Find the lines that hold the word "SRMTID" and return them.

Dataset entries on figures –
■ ■ ■ ■ ■ ■ ■

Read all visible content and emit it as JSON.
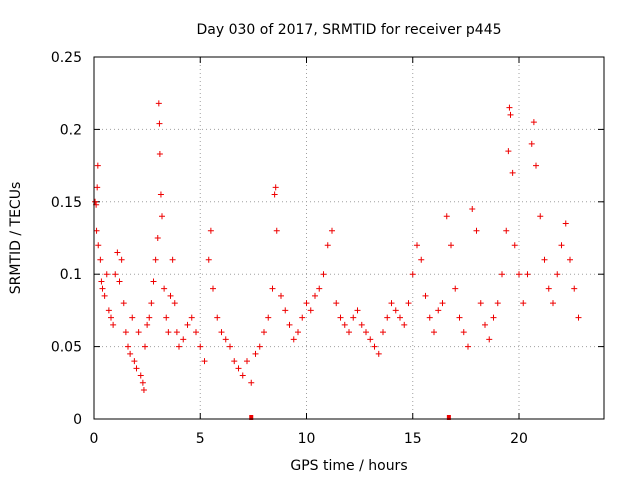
{
  "chart_data": {
    "type": "scatter",
    "title": "Day 030 of 2017, SRMTID for receiver p445",
    "xlabel": "GPS time / hours",
    "ylabel": "SRMTID / TECUs",
    "xlim": [
      0,
      24
    ],
    "ylim": [
      0,
      0.25
    ],
    "xticks": [
      0,
      5,
      10,
      15,
      20
    ],
    "xtick_labels": [
      "0",
      "5",
      "10",
      "15",
      "20"
    ],
    "yticks": [
      0,
      0.05,
      0.1,
      0.15,
      0.2,
      0.25
    ],
    "ytick_labels": [
      "0",
      "0.05",
      "0.1",
      "0.15",
      "0.2",
      "0.25"
    ],
    "grid": true,
    "marker": "+",
    "color": "#ee0000",
    "series": [
      {
        "name": "SRMTID",
        "points": [
          [
            0.05,
            0.15
          ],
          [
            0.1,
            0.148
          ],
          [
            0.12,
            0.13
          ],
          [
            0.15,
            0.16
          ],
          [
            0.18,
            0.175
          ],
          [
            0.2,
            0.12
          ],
          [
            0.3,
            0.11
          ],
          [
            0.35,
            0.095
          ],
          [
            0.4,
            0.09
          ],
          [
            0.5,
            0.085
          ],
          [
            0.6,
            0.1
          ],
          [
            0.7,
            0.075
          ],
          [
            0.8,
            0.07
          ],
          [
            0.9,
            0.065
          ],
          [
            1.0,
            0.1
          ],
          [
            1.1,
            0.115
          ],
          [
            1.2,
            0.095
          ],
          [
            1.3,
            0.11
          ],
          [
            1.4,
            0.08
          ],
          [
            1.5,
            0.06
          ],
          [
            1.6,
            0.05
          ],
          [
            1.7,
            0.045
          ],
          [
            1.8,
            0.07
          ],
          [
            1.9,
            0.04
          ],
          [
            2.0,
            0.035
          ],
          [
            2.1,
            0.06
          ],
          [
            2.2,
            0.03
          ],
          [
            2.3,
            0.025
          ],
          [
            2.35,
            0.02
          ],
          [
            2.4,
            0.05
          ],
          [
            2.5,
            0.065
          ],
          [
            2.6,
            0.07
          ],
          [
            2.7,
            0.08
          ],
          [
            2.8,
            0.095
          ],
          [
            2.9,
            0.11
          ],
          [
            3.0,
            0.125
          ],
          [
            3.05,
            0.218
          ],
          [
            3.08,
            0.204
          ],
          [
            3.1,
            0.183
          ],
          [
            3.15,
            0.155
          ],
          [
            3.2,
            0.14
          ],
          [
            3.3,
            0.09
          ],
          [
            3.4,
            0.07
          ],
          [
            3.5,
            0.06
          ],
          [
            3.6,
            0.085
          ],
          [
            3.7,
            0.11
          ],
          [
            3.8,
            0.08
          ],
          [
            3.9,
            0.06
          ],
          [
            4.0,
            0.05
          ],
          [
            4.2,
            0.055
          ],
          [
            4.4,
            0.065
          ],
          [
            4.6,
            0.07
          ],
          [
            4.8,
            0.06
          ],
          [
            5.0,
            0.05
          ],
          [
            5.2,
            0.04
          ],
          [
            5.4,
            0.11
          ],
          [
            5.5,
            0.13
          ],
          [
            5.6,
            0.09
          ],
          [
            5.8,
            0.07
          ],
          [
            6.0,
            0.06
          ],
          [
            6.2,
            0.055
          ],
          [
            6.4,
            0.05
          ],
          [
            6.6,
            0.04
          ],
          [
            6.8,
            0.035
          ],
          [
            7.0,
            0.03
          ],
          [
            7.2,
            0.04
          ],
          [
            7.4,
            0.025
          ],
          [
            7.6,
            0.045
          ],
          [
            7.8,
            0.05
          ],
          [
            8.0,
            0.06
          ],
          [
            8.2,
            0.07
          ],
          [
            8.4,
            0.09
          ],
          [
            8.5,
            0.155
          ],
          [
            8.55,
            0.16
          ],
          [
            8.6,
            0.13
          ],
          [
            8.8,
            0.085
          ],
          [
            9.0,
            0.075
          ],
          [
            9.2,
            0.065
          ],
          [
            9.4,
            0.055
          ],
          [
            9.6,
            0.06
          ],
          [
            9.8,
            0.07
          ],
          [
            10.0,
            0.08
          ],
          [
            10.2,
            0.075
          ],
          [
            10.4,
            0.085
          ],
          [
            10.6,
            0.09
          ],
          [
            10.8,
            0.1
          ],
          [
            11.0,
            0.12
          ],
          [
            11.2,
            0.13
          ],
          [
            11.4,
            0.08
          ],
          [
            11.6,
            0.07
          ],
          [
            11.8,
            0.065
          ],
          [
            12.0,
            0.06
          ],
          [
            12.2,
            0.07
          ],
          [
            12.4,
            0.075
          ],
          [
            12.6,
            0.065
          ],
          [
            12.8,
            0.06
          ],
          [
            13.0,
            0.055
          ],
          [
            13.2,
            0.05
          ],
          [
            13.4,
            0.045
          ],
          [
            13.6,
            0.06
          ],
          [
            13.8,
            0.07
          ],
          [
            14.0,
            0.08
          ],
          [
            14.2,
            0.075
          ],
          [
            14.4,
            0.07
          ],
          [
            14.6,
            0.065
          ],
          [
            14.8,
            0.08
          ],
          [
            15.0,
            0.1
          ],
          [
            15.2,
            0.12
          ],
          [
            15.4,
            0.11
          ],
          [
            15.6,
            0.085
          ],
          [
            15.8,
            0.07
          ],
          [
            16.0,
            0.06
          ],
          [
            16.2,
            0.075
          ],
          [
            16.4,
            0.08
          ],
          [
            16.6,
            0.14
          ],
          [
            16.8,
            0.12
          ],
          [
            17.0,
            0.09
          ],
          [
            17.2,
            0.07
          ],
          [
            17.4,
            0.06
          ],
          [
            17.6,
            0.05
          ],
          [
            17.8,
            0.145
          ],
          [
            18.0,
            0.13
          ],
          [
            18.2,
            0.08
          ],
          [
            18.4,
            0.065
          ],
          [
            18.6,
            0.055
          ],
          [
            18.8,
            0.07
          ],
          [
            19.0,
            0.08
          ],
          [
            19.2,
            0.1
          ],
          [
            19.4,
            0.13
          ],
          [
            19.5,
            0.185
          ],
          [
            19.55,
            0.215
          ],
          [
            19.6,
            0.21
          ],
          [
            19.7,
            0.17
          ],
          [
            19.8,
            0.12
          ],
          [
            20.0,
            0.1
          ],
          [
            20.2,
            0.08
          ],
          [
            20.4,
            0.1
          ],
          [
            20.6,
            0.19
          ],
          [
            20.7,
            0.205
          ],
          [
            20.8,
            0.175
          ],
          [
            21.0,
            0.14
          ],
          [
            21.2,
            0.11
          ],
          [
            21.4,
            0.09
          ],
          [
            21.6,
            0.08
          ],
          [
            21.8,
            0.1
          ],
          [
            22.0,
            0.12
          ],
          [
            22.2,
            0.135
          ],
          [
            22.4,
            0.11
          ],
          [
            22.6,
            0.09
          ],
          [
            22.8,
            0.07
          ]
        ]
      }
    ],
    "axis_markers": [
      7.4,
      16.7
    ]
  }
}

■ ■ ■ ■ ■ ■ ■

Finished answer –
    "title": "Day 030 of 2017, SRMTID for receiver p445",
    "ylabel": "SRMTID / TECUs",
        "name": "SRMTID",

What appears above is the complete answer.